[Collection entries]
'''
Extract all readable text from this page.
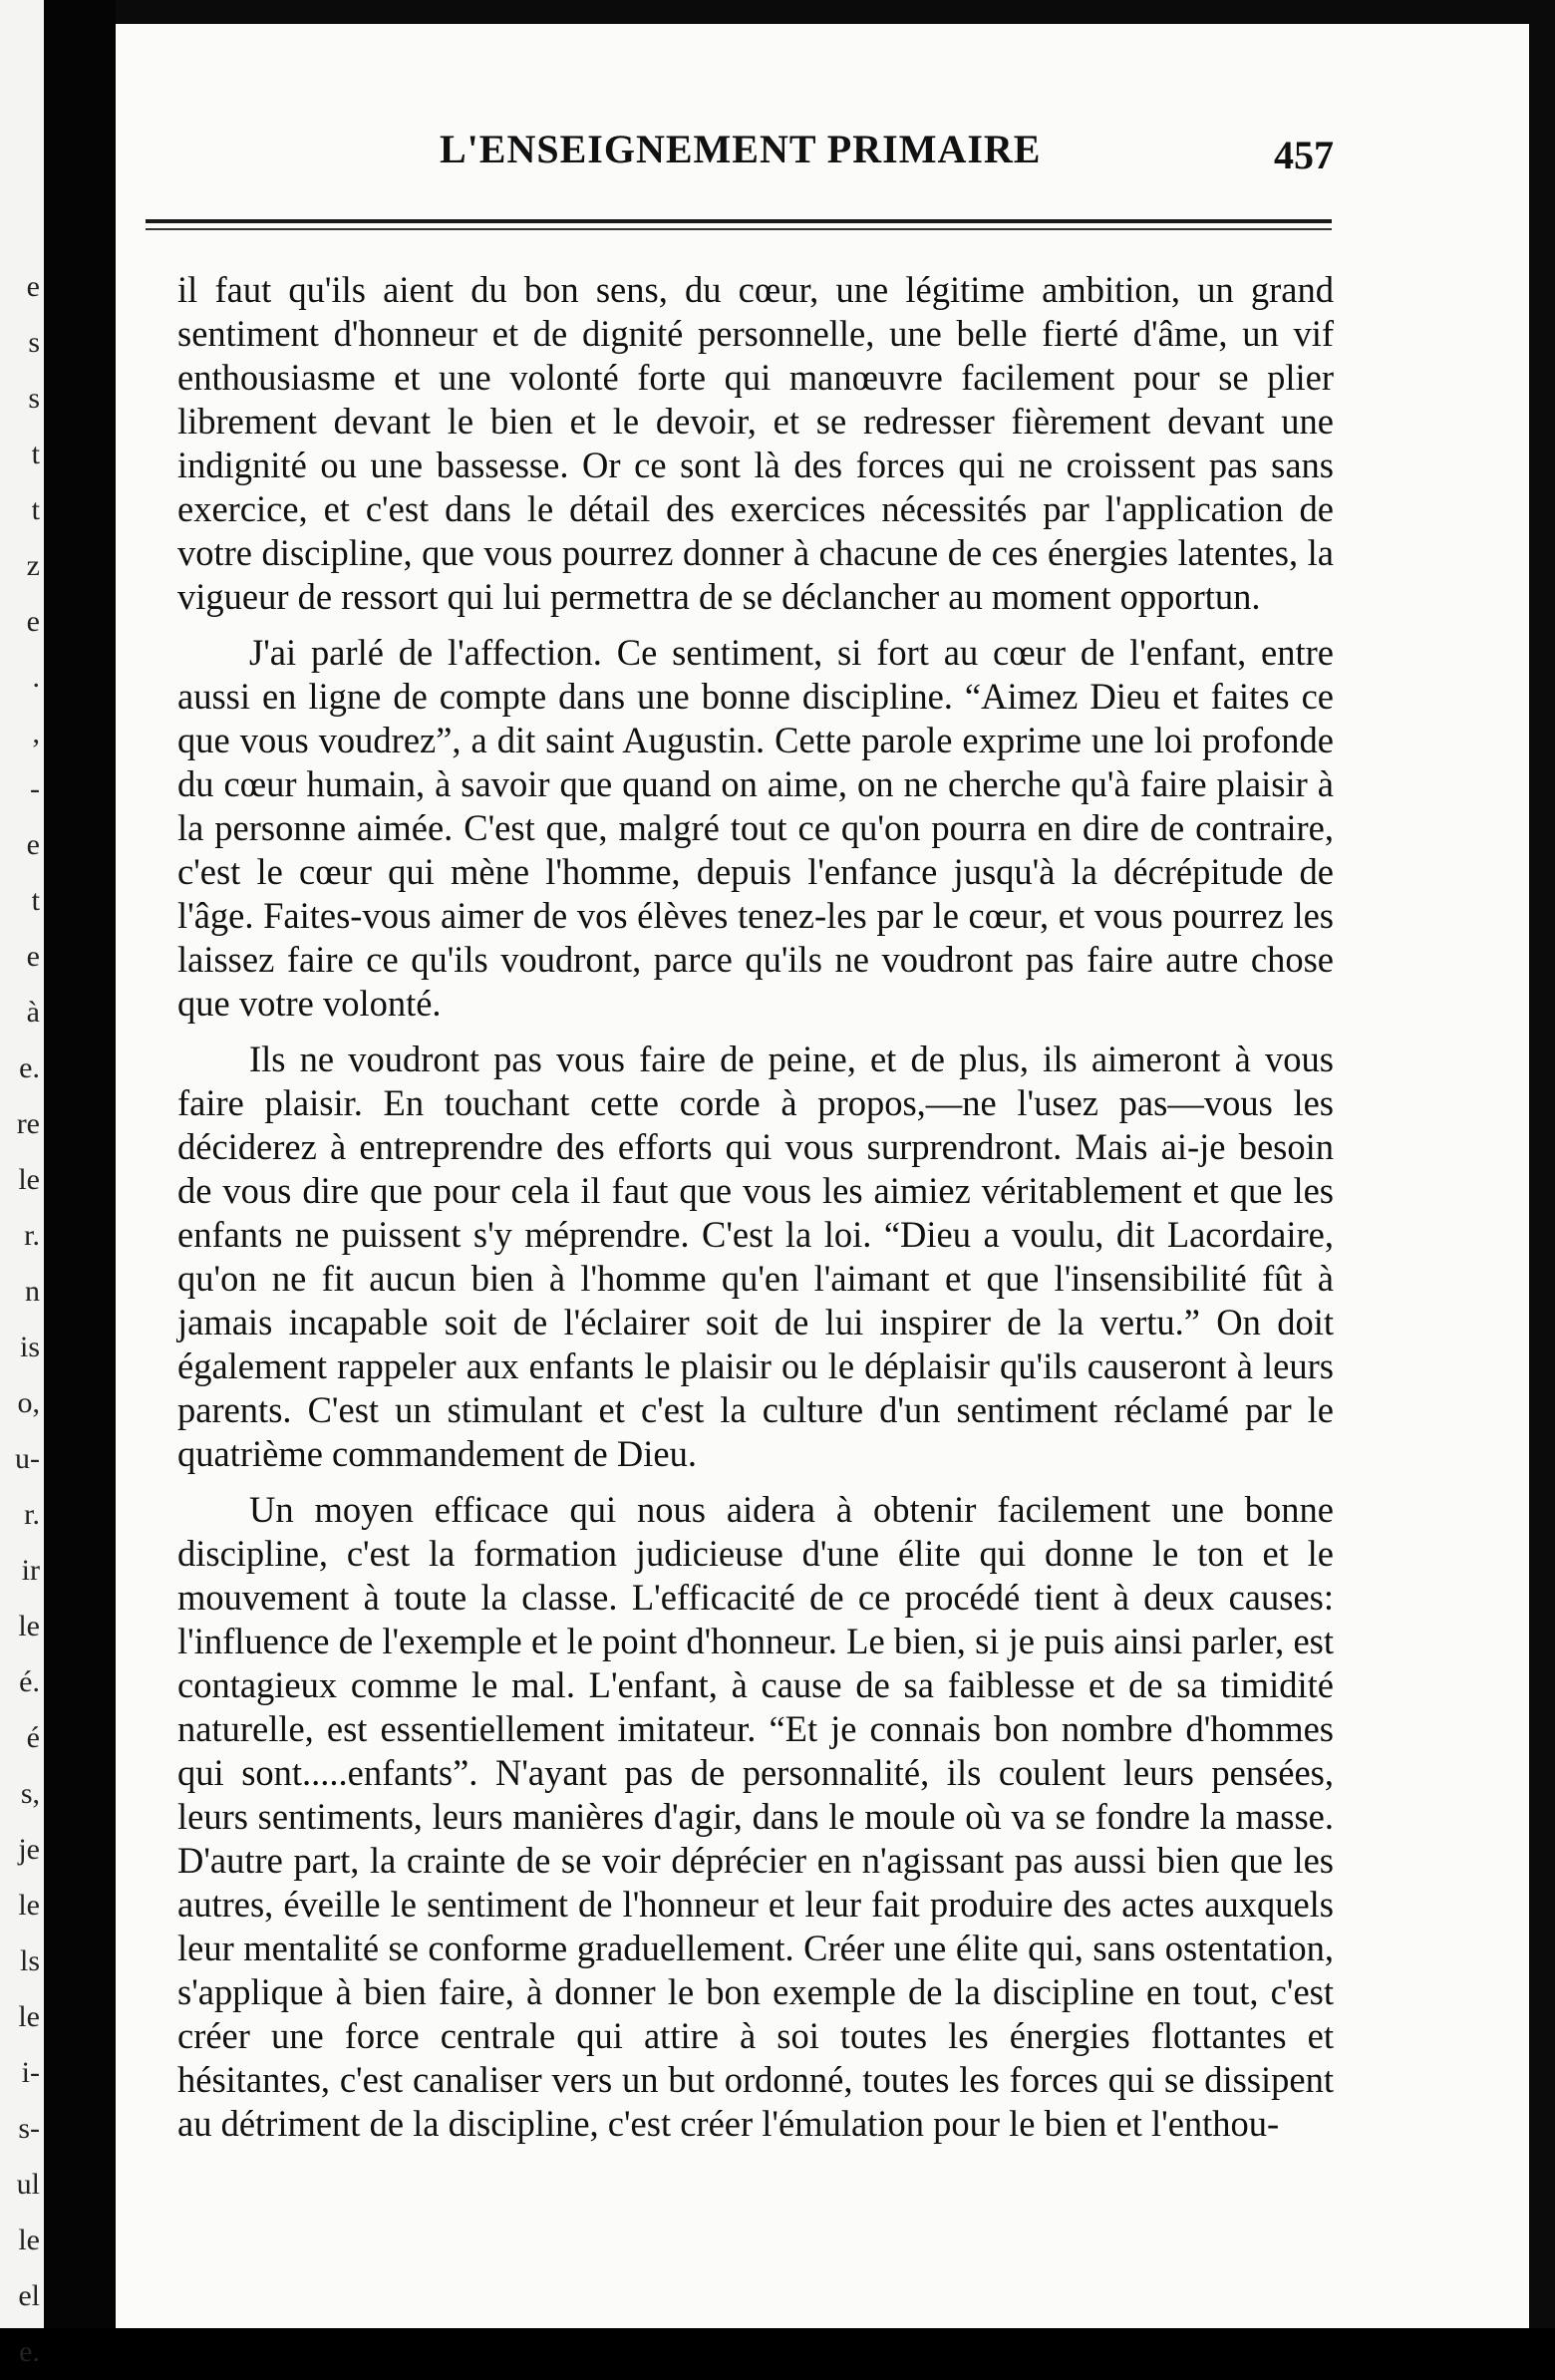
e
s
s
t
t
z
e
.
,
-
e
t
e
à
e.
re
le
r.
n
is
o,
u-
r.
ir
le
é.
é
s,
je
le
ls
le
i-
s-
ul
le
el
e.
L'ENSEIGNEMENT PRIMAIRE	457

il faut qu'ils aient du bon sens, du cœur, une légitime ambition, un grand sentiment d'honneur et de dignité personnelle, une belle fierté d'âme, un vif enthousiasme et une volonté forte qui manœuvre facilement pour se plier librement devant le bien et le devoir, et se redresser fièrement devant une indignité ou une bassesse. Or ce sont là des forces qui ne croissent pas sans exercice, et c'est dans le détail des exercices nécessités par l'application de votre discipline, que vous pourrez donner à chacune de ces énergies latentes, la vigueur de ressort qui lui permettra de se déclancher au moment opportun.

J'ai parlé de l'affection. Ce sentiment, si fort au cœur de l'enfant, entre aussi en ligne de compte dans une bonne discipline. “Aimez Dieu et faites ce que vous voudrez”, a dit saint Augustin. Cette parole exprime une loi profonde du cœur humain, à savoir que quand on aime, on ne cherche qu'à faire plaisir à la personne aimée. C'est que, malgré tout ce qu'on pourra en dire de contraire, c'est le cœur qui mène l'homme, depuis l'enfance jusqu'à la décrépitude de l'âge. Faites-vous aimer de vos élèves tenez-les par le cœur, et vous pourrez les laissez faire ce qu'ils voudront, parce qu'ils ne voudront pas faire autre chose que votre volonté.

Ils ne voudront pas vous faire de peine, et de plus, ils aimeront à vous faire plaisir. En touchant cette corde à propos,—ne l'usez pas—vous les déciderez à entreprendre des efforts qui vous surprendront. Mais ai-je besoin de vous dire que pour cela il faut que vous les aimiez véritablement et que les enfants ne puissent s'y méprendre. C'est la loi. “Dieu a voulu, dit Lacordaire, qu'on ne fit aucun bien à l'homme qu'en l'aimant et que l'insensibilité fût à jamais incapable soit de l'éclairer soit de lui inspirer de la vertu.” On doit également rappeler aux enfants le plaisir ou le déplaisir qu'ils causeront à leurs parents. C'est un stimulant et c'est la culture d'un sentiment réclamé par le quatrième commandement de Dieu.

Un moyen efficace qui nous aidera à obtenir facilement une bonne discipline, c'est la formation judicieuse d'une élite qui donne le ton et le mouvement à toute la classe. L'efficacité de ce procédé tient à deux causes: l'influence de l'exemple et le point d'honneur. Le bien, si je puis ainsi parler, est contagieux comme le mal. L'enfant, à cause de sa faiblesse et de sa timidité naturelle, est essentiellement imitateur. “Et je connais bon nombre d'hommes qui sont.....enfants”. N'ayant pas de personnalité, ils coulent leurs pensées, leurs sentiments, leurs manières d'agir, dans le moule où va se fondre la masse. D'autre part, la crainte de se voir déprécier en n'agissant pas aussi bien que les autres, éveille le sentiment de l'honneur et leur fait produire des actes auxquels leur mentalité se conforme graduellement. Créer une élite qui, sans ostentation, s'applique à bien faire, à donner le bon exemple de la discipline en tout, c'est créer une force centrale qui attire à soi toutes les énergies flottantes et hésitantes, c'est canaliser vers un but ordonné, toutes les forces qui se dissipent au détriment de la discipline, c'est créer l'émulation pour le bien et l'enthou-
'''
§ Requirements
Exactly how many lines of the material contain the word "pourrez"? Write the number alone.

§ Answer
2